> [Task to complete]: Output every entry exactly, from the first line to the last.

(Dataset listings of figures)
--- start ---

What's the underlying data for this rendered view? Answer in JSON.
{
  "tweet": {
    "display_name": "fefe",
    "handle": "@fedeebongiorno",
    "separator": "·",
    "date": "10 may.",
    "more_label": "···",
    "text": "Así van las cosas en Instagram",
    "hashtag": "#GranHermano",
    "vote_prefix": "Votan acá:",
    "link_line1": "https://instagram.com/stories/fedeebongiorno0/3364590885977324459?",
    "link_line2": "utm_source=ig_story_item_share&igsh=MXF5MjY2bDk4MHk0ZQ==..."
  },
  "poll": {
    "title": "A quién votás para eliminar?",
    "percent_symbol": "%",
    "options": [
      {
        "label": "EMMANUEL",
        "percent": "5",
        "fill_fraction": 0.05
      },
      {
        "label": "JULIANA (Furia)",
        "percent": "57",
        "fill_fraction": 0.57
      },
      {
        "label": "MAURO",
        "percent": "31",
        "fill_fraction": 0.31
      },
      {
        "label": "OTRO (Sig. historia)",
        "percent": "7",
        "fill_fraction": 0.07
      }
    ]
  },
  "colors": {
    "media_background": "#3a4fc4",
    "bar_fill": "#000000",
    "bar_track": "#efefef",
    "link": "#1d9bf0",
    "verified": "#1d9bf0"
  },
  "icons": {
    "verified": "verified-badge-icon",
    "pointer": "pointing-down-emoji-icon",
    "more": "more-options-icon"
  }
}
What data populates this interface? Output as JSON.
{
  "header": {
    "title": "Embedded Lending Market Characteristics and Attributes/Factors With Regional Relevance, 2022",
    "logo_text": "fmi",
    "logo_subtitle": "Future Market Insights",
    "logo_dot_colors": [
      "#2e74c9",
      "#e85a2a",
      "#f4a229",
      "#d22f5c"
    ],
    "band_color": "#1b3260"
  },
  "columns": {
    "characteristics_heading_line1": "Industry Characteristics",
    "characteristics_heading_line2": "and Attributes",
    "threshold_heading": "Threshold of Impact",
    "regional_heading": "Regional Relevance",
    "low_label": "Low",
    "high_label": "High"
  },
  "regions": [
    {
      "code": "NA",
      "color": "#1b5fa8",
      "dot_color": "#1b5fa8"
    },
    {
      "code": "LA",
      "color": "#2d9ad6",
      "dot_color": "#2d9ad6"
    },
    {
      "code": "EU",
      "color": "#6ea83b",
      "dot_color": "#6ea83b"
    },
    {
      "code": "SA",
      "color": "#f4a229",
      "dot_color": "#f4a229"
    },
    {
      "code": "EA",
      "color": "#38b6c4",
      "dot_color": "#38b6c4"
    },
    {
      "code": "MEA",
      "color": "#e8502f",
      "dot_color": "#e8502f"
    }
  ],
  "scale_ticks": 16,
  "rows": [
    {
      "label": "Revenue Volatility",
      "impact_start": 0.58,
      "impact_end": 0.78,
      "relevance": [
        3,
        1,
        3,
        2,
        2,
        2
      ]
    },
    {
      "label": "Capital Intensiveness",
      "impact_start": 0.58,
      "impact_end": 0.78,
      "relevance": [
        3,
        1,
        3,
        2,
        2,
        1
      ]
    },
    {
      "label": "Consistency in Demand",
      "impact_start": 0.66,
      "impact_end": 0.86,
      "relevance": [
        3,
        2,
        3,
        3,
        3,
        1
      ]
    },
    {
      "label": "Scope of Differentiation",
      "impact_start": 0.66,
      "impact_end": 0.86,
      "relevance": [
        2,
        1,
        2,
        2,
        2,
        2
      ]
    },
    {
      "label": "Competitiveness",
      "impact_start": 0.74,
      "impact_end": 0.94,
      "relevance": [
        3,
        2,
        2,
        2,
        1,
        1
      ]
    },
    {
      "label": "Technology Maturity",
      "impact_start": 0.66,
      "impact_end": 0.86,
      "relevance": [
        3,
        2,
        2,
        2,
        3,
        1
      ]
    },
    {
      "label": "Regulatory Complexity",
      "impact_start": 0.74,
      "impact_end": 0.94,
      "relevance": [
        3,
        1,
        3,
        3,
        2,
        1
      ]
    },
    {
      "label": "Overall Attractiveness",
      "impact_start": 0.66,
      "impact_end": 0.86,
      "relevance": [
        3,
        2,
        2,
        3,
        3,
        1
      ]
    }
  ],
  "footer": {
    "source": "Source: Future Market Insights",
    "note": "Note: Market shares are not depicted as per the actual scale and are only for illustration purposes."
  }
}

--- end ---

> [Reply]:
What's the underlying data for this rendered view? Answer in JSON.
{
  "tweet": {
    "display_name": "fefe",
    "handle": "@fedeebongiorno",
    "separator": "·",
    "date": "10 may.",
    "more_label": "···",
    "text": "Así van las cosas en Instagram",
    "hashtag": "#GranHermano",
    "vote_prefix": "Votan acá:",
    "link_line1": "https://instagram.com/stories/fedeebongiorno0/3364590885977324459?",
    "link_line2": "utm_source=ig_story_item_share&igsh=MXF5MjY2bDk4MHk0ZQ==..."
  },
  "poll": {
    "title": "A quién votás para eliminar?",
    "percent_symbol": "%",
    "options": [
      {
        "label": "EMMANUEL",
        "percent": "5",
        "fill_fraction": 0.05
      },
      {
        "label": "JULIANA (Furia)",
        "percent": "57",
        "fill_fraction": 0.57
      },
      {
        "label": "MAURO",
        "percent": "31",
        "fill_fraction": 0.31
      },
      {
        "label": "OTRO (Sig. historia)",
        "percent": "7",
        "fill_fraction": 0.07
      }
    ]
  },
  "colors": {
    "media_background": "#3a4fc4",
    "bar_fill": "#000000",
    "bar_track": "#efefef",
    "link": "#1d9bf0",
    "verified": "#1d9bf0"
  },
  "icons": {
    "verified": "verified-badge-icon",
    "pointer": "pointing-down-emoji-icon",
    "more": "more-options-icon"
  }
}
What data populates this interface? Output as JSON.
{
  "header": {
    "title": "Embedded Lending Market Characteristics and Attributes/Factors With Regional Relevance, 2022",
    "logo_text": "fmi",
    "logo_subtitle": "Future Market Insights",
    "logo_dot_colors": [
      "#2e74c9",
      "#e85a2a",
      "#f4a229",
      "#d22f5c"
    ],
    "band_color": "#1b3260"
  },
  "columns": {
    "characteristics_heading_line1": "Industry Characteristics",
    "characteristics_heading_line2": "and Attributes",
    "threshold_heading": "Threshold of Impact",
    "regional_heading": "Regional Relevance",
    "low_label": "Low",
    "high_label": "High"
  },
  "regions": [
    {
      "code": "NA",
      "color": "#1b5fa8",
      "dot_color": "#1b5fa8"
    },
    {
      "code": "LA",
      "color": "#2d9ad6",
      "dot_color": "#2d9ad6"
    },
    {
      "code": "EU",
      "color": "#6ea83b",
      "dot_color": "#6ea83b"
    },
    {
      "code": "SA",
      "color": "#f4a229",
      "dot_color": "#f4a229"
    },
    {
      "code": "EA",
      "color": "#38b6c4",
      "dot_color": "#38b6c4"
    },
    {
      "code": "MEA",
      "color": "#e8502f",
      "dot_color": "#e8502f"
    }
  ],
  "scale_ticks": 16,
  "rows": [
    {
      "label": "Revenue Volatility",
      "impact_start": 0.58,
      "impact_end": 0.78,
      "relevance": [
        3,
        1,
        3,
        2,
        2,
        2
      ]
    },
    {
      "label": "Capital Intensiveness",
      "impact_start": 0.58,
      "impact_end": 0.78,
      "relevance": [
        3,
        1,
        3,
        2,
        2,
        1
      ]
    },
    {
      "label": "Consistency in Demand",
      "impact_start": 0.66,
      "impact_end": 0.86,
      "relevance": [
        3,
        2,
        3,
        3,
        3,
        1
      ]
    },
    {
      "label": "Scope of Differentiation",
      "impact_start": 0.66,
      "impact_end": 0.86,
      "relevance": [
        2,
        1,
        2,
        2,
        2,
        2
      ]
    },
    {
      "label": "Competitiveness",
      "impact_start": 0.74,
      "impact_end": 0.94,
      "relevance": [
        3,
        2,
        2,
        2,
        1,
        1
      ]
    },
    {
      "label": "Technology Maturity",
      "impact_start": 0.66,
      "impact_end": 0.86,
      "relevance": [
        3,
        2,
        2,
        2,
        3,
        1
      ]
    },
    {
      "label": "Regulatory Complexity",
      "impact_start": 0.74,
      "impact_end": 0.94,
      "relevance": [
        3,
        1,
        3,
        3,
        2,
        1
      ]
    },
    {
      "label": "Overall Attractiveness",
      "impact_start": 0.66,
      "impact_end": 0.86,
      "relevance": [
        3,
        2,
        2,
        3,
        3,
        1
      ]
    }
  ],
  "footer": {
    "source": "Source: Future Market Insights",
    "note": "Note: Market shares are not depicted as per the actual scale and are only for illustration purposes."
  }
}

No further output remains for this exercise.